▶ **SHORT EXERCISE**:
Restate the full set of records exactly, without adding or dropping a word.

Figure content listings:
::::::::::

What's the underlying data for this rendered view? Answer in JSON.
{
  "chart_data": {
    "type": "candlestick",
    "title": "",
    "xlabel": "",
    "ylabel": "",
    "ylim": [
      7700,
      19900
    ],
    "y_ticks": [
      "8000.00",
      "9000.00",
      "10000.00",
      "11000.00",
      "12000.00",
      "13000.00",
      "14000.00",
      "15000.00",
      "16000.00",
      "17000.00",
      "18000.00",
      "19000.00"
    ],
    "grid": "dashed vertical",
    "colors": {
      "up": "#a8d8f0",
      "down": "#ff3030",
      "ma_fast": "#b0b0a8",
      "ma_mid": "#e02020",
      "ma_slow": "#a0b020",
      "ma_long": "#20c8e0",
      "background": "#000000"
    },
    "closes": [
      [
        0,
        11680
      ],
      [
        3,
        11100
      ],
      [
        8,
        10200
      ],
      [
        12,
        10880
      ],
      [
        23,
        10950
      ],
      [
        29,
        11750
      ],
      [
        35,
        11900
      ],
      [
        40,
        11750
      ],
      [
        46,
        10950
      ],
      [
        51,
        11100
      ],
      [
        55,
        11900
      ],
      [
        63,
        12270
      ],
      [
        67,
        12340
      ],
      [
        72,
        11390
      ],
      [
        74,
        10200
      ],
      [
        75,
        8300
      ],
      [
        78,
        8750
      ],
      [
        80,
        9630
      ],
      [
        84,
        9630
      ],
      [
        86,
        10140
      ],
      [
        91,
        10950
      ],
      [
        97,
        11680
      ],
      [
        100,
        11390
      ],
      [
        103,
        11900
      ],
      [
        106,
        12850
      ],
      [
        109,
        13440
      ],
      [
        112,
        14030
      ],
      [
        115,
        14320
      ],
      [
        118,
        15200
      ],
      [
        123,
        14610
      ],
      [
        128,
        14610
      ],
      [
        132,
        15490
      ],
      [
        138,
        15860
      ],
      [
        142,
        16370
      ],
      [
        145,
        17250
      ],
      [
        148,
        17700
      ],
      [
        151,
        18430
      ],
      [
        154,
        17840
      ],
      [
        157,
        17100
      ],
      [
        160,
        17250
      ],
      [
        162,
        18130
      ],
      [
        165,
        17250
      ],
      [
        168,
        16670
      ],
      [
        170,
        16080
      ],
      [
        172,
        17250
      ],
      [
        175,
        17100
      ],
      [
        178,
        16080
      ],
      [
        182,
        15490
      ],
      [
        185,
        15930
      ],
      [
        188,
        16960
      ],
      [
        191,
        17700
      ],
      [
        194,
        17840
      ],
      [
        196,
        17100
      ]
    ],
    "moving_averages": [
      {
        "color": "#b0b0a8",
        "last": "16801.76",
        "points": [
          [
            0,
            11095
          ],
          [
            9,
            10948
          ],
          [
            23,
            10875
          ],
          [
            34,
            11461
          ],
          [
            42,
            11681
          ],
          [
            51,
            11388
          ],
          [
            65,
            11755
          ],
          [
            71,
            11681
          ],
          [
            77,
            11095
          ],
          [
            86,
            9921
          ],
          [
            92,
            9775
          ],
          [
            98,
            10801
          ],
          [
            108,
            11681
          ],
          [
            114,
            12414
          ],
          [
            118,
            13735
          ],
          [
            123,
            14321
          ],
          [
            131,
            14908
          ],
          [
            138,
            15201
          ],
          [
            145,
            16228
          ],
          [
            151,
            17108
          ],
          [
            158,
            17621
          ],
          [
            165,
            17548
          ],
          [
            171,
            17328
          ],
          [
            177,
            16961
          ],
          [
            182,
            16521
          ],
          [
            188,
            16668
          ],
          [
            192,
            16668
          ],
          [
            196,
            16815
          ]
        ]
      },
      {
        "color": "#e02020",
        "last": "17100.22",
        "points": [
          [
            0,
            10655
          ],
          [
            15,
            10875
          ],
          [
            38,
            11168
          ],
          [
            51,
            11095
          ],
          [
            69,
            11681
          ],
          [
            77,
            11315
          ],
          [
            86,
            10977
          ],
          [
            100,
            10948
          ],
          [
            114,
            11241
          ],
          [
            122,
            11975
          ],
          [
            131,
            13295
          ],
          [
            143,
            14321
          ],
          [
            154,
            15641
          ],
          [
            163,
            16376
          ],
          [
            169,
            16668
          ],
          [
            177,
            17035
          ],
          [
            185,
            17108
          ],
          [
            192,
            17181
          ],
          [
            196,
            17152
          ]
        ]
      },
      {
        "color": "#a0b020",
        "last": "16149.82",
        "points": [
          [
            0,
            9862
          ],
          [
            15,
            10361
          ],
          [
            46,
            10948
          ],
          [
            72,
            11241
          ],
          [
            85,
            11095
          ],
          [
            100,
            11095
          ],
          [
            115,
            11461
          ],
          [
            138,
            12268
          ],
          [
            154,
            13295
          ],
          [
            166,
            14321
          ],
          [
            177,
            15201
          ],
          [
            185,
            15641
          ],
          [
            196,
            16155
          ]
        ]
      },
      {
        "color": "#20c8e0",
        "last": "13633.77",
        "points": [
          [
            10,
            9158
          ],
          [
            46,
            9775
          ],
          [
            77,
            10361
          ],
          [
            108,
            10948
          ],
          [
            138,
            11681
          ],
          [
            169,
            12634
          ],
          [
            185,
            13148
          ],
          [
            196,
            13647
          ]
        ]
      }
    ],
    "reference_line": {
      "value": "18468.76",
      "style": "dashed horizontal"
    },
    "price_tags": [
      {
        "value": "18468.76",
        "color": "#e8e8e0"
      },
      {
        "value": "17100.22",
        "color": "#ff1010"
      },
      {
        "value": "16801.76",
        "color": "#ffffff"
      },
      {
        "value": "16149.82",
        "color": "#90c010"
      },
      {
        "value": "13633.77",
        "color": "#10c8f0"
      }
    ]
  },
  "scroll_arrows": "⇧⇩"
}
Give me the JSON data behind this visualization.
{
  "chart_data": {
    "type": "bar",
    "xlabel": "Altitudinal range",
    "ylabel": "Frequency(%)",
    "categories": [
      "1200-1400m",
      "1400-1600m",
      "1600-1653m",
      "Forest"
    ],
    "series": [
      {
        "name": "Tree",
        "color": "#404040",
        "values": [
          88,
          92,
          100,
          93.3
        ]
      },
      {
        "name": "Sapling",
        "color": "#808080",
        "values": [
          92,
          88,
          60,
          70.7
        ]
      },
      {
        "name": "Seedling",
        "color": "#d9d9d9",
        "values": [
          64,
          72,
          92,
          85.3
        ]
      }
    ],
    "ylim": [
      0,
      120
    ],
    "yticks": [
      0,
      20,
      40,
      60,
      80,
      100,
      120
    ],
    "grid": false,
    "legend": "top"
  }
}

::::::::::

▶ **SOLUTION TO THE PROBLEM**:
What's the underlying data for this rendered view? Answer in JSON.
{
  "chart_data": {
    "type": "candlestick",
    "title": "",
    "xlabel": "",
    "ylabel": "",
    "ylim": [
      7700,
      19900
    ],
    "y_ticks": [
      "8000.00",
      "9000.00",
      "10000.00",
      "11000.00",
      "12000.00",
      "13000.00",
      "14000.00",
      "15000.00",
      "16000.00",
      "17000.00",
      "18000.00",
      "19000.00"
    ],
    "grid": "dashed vertical",
    "colors": {
      "up": "#a8d8f0",
      "down": "#ff3030",
      "ma_fast": "#b0b0a8",
      "ma_mid": "#e02020",
      "ma_slow": "#a0b020",
      "ma_long": "#20c8e0",
      "background": "#000000"
    },
    "closes": [
      [
        0,
        11680
      ],
      [
        3,
        11100
      ],
      [
        8,
        10200
      ],
      [
        12,
        10880
      ],
      [
        23,
        10950
      ],
      [
        29,
        11750
      ],
      [
        35,
        11900
      ],
      [
        40,
        11750
      ],
      [
        46,
        10950
      ],
      [
        51,
        11100
      ],
      [
        55,
        11900
      ],
      [
        63,
        12270
      ],
      [
        67,
        12340
      ],
      [
        72,
        11390
      ],
      [
        74,
        10200
      ],
      [
        75,
        8300
      ],
      [
        78,
        8750
      ],
      [
        80,
        9630
      ],
      [
        84,
        9630
      ],
      [
        86,
        10140
      ],
      [
        91,
        10950
      ],
      [
        97,
        11680
      ],
      [
        100,
        11390
      ],
      [
        103,
        11900
      ],
      [
        106,
        12850
      ],
      [
        109,
        13440
      ],
      [
        112,
        14030
      ],
      [
        115,
        14320
      ],
      [
        118,
        15200
      ],
      [
        123,
        14610
      ],
      [
        128,
        14610
      ],
      [
        132,
        15490
      ],
      [
        138,
        15860
      ],
      [
        142,
        16370
      ],
      [
        145,
        17250
      ],
      [
        148,
        17700
      ],
      [
        151,
        18430
      ],
      [
        154,
        17840
      ],
      [
        157,
        17100
      ],
      [
        160,
        17250
      ],
      [
        162,
        18130
      ],
      [
        165,
        17250
      ],
      [
        168,
        16670
      ],
      [
        170,
        16080
      ],
      [
        172,
        17250
      ],
      [
        175,
        17100
      ],
      [
        178,
        16080
      ],
      [
        182,
        15490
      ],
      [
        185,
        15930
      ],
      [
        188,
        16960
      ],
      [
        191,
        17700
      ],
      [
        194,
        17840
      ],
      [
        196,
        17100
      ]
    ],
    "moving_averages": [
      {
        "color": "#b0b0a8",
        "last": "16801.76",
        "points": [
          [
            0,
            11095
          ],
          [
            9,
            10948
          ],
          [
            23,
            10875
          ],
          [
            34,
            11461
          ],
          [
            42,
            11681
          ],
          [
            51,
            11388
          ],
          [
            65,
            11755
          ],
          [
            71,
            11681
          ],
          [
            77,
            11095
          ],
          [
            86,
            9921
          ],
          [
            92,
            9775
          ],
          [
            98,
            10801
          ],
          [
            108,
            11681
          ],
          [
            114,
            12414
          ],
          [
            118,
            13735
          ],
          [
            123,
            14321
          ],
          [
            131,
            14908
          ],
          [
            138,
            15201
          ],
          [
            145,
            16228
          ],
          [
            151,
            17108
          ],
          [
            158,
            17621
          ],
          [
            165,
            17548
          ],
          [
            171,
            17328
          ],
          [
            177,
            16961
          ],
          [
            182,
            16521
          ],
          [
            188,
            16668
          ],
          [
            192,
            16668
          ],
          [
            196,
            16815
          ]
        ]
      },
      {
        "color": "#e02020",
        "last": "17100.22",
        "points": [
          [
            0,
            10655
          ],
          [
            15,
            10875
          ],
          [
            38,
            11168
          ],
          [
            51,
            11095
          ],
          [
            69,
            11681
          ],
          [
            77,
            11315
          ],
          [
            86,
            10977
          ],
          [
            100,
            10948
          ],
          [
            114,
            11241
          ],
          [
            122,
            11975
          ],
          [
            131,
            13295
          ],
          [
            143,
            14321
          ],
          [
            154,
            15641
          ],
          [
            163,
            16376
          ],
          [
            169,
            16668
          ],
          [
            177,
            17035
          ],
          [
            185,
            17108
          ],
          [
            192,
            17181
          ],
          [
            196,
            17152
          ]
        ]
      },
      {
        "color": "#a0b020",
        "last": "16149.82",
        "points": [
          [
            0,
            9862
          ],
          [
            15,
            10361
          ],
          [
            46,
            10948
          ],
          [
            72,
            11241
          ],
          [
            85,
            11095
          ],
          [
            100,
            11095
          ],
          [
            115,
            11461
          ],
          [
            138,
            12268
          ],
          [
            154,
            13295
          ],
          [
            166,
            14321
          ],
          [
            177,
            15201
          ],
          [
            185,
            15641
          ],
          [
            196,
            16155
          ]
        ]
      },
      {
        "color": "#20c8e0",
        "last": "13633.77",
        "points": [
          [
            10,
            9158
          ],
          [
            46,
            9775
          ],
          [
            77,
            10361
          ],
          [
            108,
            10948
          ],
          [
            138,
            11681
          ],
          [
            169,
            12634
          ],
          [
            185,
            13148
          ],
          [
            196,
            13647
          ]
        ]
      }
    ],
    "reference_line": {
      "value": "18468.76",
      "style": "dashed horizontal"
    },
    "price_tags": [
      {
        "value": "18468.76",
        "color": "#e8e8e0"
      },
      {
        "value": "17100.22",
        "color": "#ff1010"
      },
      {
        "value": "16801.76",
        "color": "#ffffff"
      },
      {
        "value": "16149.82",
        "color": "#90c010"
      },
      {
        "value": "13633.77",
        "color": "#10c8f0"
      }
    ]
  },
  "scroll_arrows": "⇧⇩"
}
Give me the JSON data behind this visualization.
{
  "chart_data": {
    "type": "bar",
    "xlabel": "Altitudinal range",
    "ylabel": "Frequency(%)",
    "categories": [
      "1200-1400m",
      "1400-1600m",
      "1600-1653m",
      "Forest"
    ],
    "series": [
      {
        "name": "Tree",
        "color": "#404040",
        "values": [
          88,
          92,
          100,
          93.3
        ]
      },
      {
        "name": "Sapling",
        "color": "#808080",
        "values": [
          92,
          88,
          60,
          70.7
        ]
      },
      {
        "name": "Seedling",
        "color": "#d9d9d9",
        "values": [
          64,
          72,
          92,
          85.3
        ]
      }
    ],
    "ylim": [
      0,
      120
    ],
    "yticks": [
      0,
      20,
      40,
      60,
      80,
      100,
      120
    ],
    "grid": false,
    "legend": "top"
  }
}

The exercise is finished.